EXERCISE TASK
List each line in which the string "ForceOn" appears.

(Stored items)
§ §

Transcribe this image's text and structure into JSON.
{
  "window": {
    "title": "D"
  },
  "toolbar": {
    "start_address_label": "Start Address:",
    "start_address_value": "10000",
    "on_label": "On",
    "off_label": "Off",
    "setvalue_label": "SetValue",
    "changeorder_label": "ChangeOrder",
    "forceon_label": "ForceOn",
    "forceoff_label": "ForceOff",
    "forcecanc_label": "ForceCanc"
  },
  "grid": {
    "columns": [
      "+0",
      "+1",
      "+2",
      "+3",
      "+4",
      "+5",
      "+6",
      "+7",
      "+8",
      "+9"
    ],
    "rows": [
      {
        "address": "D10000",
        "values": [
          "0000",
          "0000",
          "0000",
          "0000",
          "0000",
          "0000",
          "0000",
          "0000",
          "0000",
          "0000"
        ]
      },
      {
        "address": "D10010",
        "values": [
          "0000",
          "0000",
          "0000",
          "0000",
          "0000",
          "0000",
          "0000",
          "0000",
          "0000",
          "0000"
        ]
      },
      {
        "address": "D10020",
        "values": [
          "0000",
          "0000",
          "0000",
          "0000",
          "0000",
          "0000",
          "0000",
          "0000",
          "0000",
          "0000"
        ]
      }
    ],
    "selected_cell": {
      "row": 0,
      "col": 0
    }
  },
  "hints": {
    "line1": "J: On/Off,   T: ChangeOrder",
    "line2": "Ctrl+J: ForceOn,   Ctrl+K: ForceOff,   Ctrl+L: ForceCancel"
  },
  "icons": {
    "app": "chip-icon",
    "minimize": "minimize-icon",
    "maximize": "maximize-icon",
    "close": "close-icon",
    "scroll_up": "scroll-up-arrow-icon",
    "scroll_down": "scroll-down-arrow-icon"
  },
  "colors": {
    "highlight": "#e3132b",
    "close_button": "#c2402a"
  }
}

§ §

FULL RESPONSE
    "forceon_label": "ForceOn",
    "line2": "Ctrl+J: ForceOn,   Ctrl+K: ForceOff,   Ctrl+L: ForceCancel"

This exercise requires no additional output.